* [TRECHO DO TEXTO]
▶
Esta também a versão dos eventos de que me servi no livro “Timor-leste o dossier secreto 1973-1975” mas que como se vê é bem diferente da do ex-Governador Themudo Barata.
Depois desta longa visita ao passado, do fim do século XIX a meados do século XX, parece difícil atribuir os incidentes de Abril 2006 a conflitos tribais, dado que eles parecem ter-se esgotado em Junho 1959, sem qualquer registo posterior de lutas inter-tribais. O poderio dos régulos e liurais esmoreceu e já em 1975 era pouco mais do que simbólico. A divisão administrativa colonial portuguesa fizera esbater esta tradicional divisão dos povos de Timor e, posteriormente, com a ocupação indonésia parece ter-se esfumado de vez. O que não desapareceu porém foi a animosidade ancestral entre o oeste e o leste, tanto mais que agora surge enriquecida pela dicotomia de resistência activa contra a Indonésia representada pela Falintil e pelos povos de leste contra os povos de oeste, associados ao colaboracionismo com o invasor. Desde a proclamação da independência que se ouvem queixas dos antigos guerrilheiros e aqui cremos que o Estado falhou totalmente por menorizar estas queixas e deixá-las latentes nos milhares de soldados guerrilheiros compulsivamente passados a uma reforma sem benefícios fiscais ou económicos e sem ocupação ou treino para ocuparem a sua posição dentro da nova sociedade democrática timorense. A má divisão da atribuição dos postos de comando e chefias militares a pessoas Loromonu em detrimento dos Lorosae tem ab initio um certo fundamento nas queixas que motivaram os incidentes que levaram em Fevereiro à saída de mais de 500 militares, prontamente demitidos por abandono do cargo. Cremos que o Governo subestimou a real dimensão do problema e se serviu duma legitimação legalista para a levar a cabo sem se aperceber da caixa de Pandora que poderia estar a abrir. Houve inacção e incúria e até uma certa forma sobranceira de tratar o problema. O Presidente Xanana depois de ouvir os descontentes mostrou que estava a favor doutro tipo de solução, mas o Governo permaneceu mudo e firme na sua decisão de não os reintegrar. Até aqui verificaram-se dois factos apenas: descontentamento por origem étnica e por motivos de privilégio aos Loromonu.
Não havia ainda de facto nenhuma tentativa de golpe de Estado. Só quando os auto-proclamados líderes militares rebeldes (ou meramente desertores?) intensificam as suas exigências após a criação duma Comissão de Inquérito e pedem a cabeça do Governo ou a demissão do mesmo, obviamente com o apoio de forças externas como foi dito por Mari Alkatiri, se pode começar a falar de tentativa de golpe de Estado. O plano B certamente apoiado pelos EUA, Austrália e outros confiava que a candidatura do Embaixador José Luís Guterres tivesse um amplo apoio das bases da Fretilin, o que não aconteceu. Foi um fracasso total e veio reforçar ainda mais a liderança do Primeiro-Ministro (sempre tão odiado pela Austrália que jamais lhe perdoa as duras negociações para a exploração do petróleo e a sua firmeza em não abdicar duma linha de crescimento económico lenta mas segura). Nesta altura já as tropas australianas estavam em fase adiantada de preparativos para uma “invasão pacífica” de Timor a pedido deste jovem país. Não se contesta que as coisas chegaram a um ponto em que era forçoso pedir a ajuda do exterior para terminar com os conflitos entre Exército e Polícia, ao longo das mesmas margens de divisão que atrás se mencionaram. A rapidez da chegada das tropas australianas só veio comprovar que o seu estado de alerta para intervir se tinha precipitado com a vitória esmagadora de Mari Alkatiri no Congresso da Fretilin.
◀
* [ENTRADAS]
▶
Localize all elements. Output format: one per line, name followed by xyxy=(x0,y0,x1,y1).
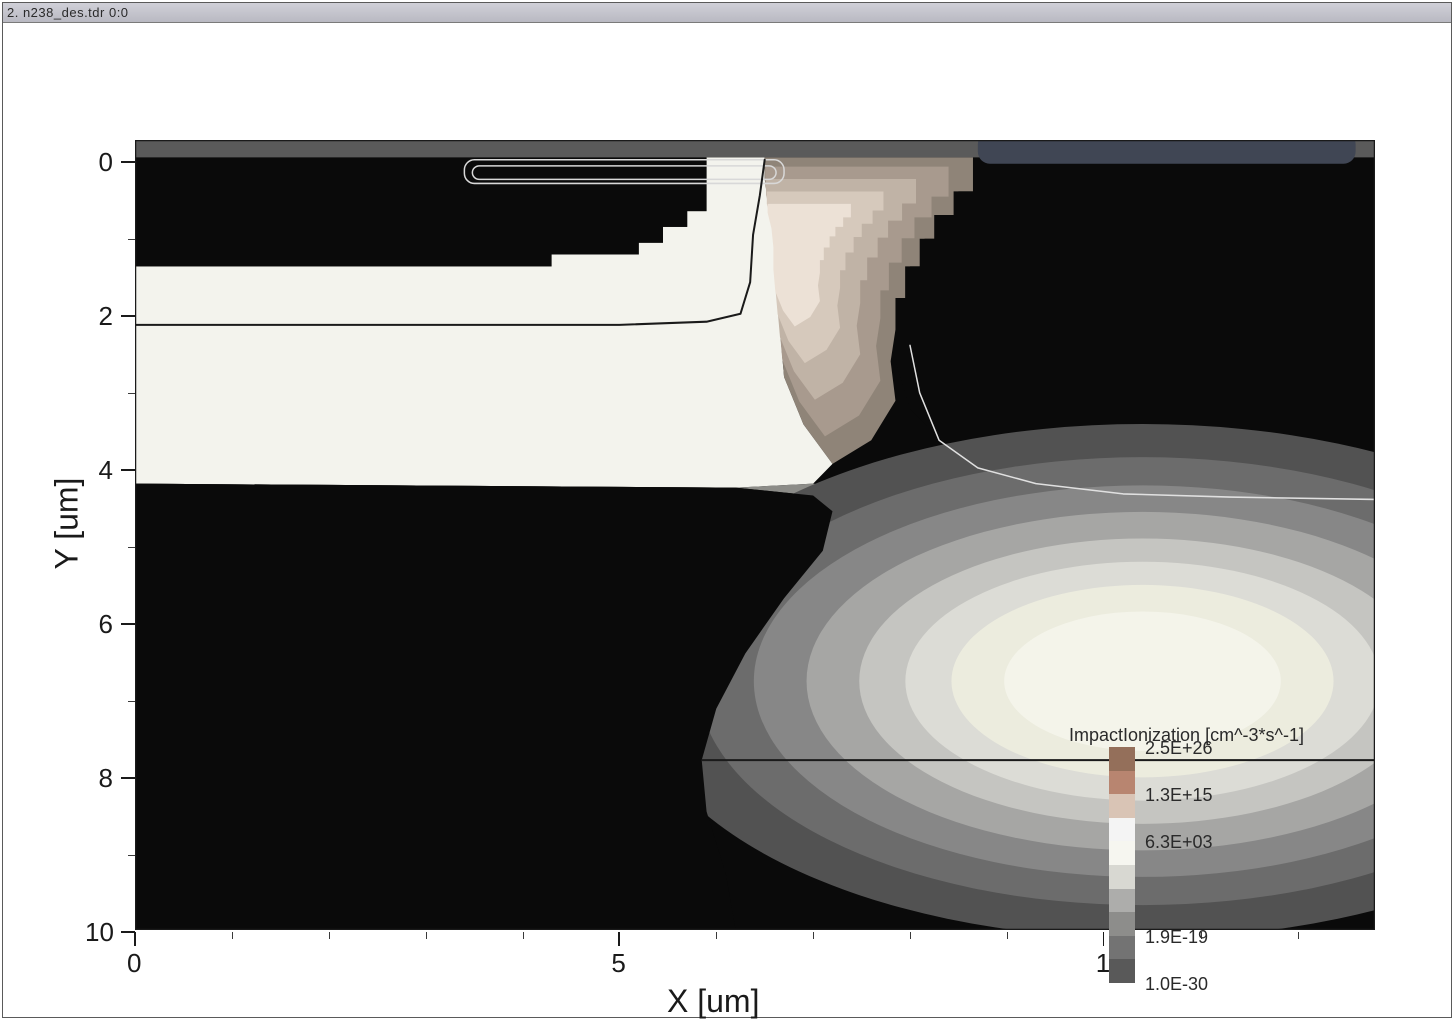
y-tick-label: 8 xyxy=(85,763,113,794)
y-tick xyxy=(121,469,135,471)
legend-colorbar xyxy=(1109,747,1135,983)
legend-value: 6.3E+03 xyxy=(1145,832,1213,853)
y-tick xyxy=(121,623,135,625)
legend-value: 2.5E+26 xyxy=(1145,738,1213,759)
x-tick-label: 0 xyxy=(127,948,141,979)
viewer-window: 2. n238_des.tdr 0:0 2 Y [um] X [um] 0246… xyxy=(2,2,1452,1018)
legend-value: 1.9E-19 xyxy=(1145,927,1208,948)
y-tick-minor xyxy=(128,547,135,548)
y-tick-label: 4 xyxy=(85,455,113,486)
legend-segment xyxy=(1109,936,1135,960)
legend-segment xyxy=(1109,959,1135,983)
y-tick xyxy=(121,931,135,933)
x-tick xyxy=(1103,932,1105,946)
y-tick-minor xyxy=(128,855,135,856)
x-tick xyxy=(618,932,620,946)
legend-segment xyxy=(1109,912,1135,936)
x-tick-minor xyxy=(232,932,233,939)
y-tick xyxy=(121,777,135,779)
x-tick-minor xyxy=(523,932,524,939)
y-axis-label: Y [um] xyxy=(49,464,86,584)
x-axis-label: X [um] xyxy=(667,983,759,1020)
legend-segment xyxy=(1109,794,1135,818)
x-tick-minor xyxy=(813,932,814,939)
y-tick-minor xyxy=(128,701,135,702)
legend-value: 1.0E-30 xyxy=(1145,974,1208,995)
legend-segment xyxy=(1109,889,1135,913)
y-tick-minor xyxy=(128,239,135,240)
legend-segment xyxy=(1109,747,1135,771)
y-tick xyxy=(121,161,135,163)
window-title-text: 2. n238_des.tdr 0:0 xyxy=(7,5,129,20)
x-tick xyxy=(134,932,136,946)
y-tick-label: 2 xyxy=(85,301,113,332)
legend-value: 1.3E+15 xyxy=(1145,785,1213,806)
◀
* [O EXERCÍCIO]
Indique todas as pessoas mencionadas pelo nome no texto sobre a crise de 2006 em Timor-Leste.

* [RESULTADO DO EXERCÍCIO]
São mencionados pelo nome o ex-Governador Themudo Barata, o Presidente Xanana, Mari Alkatiri e o Embaixador José Luís Guterres.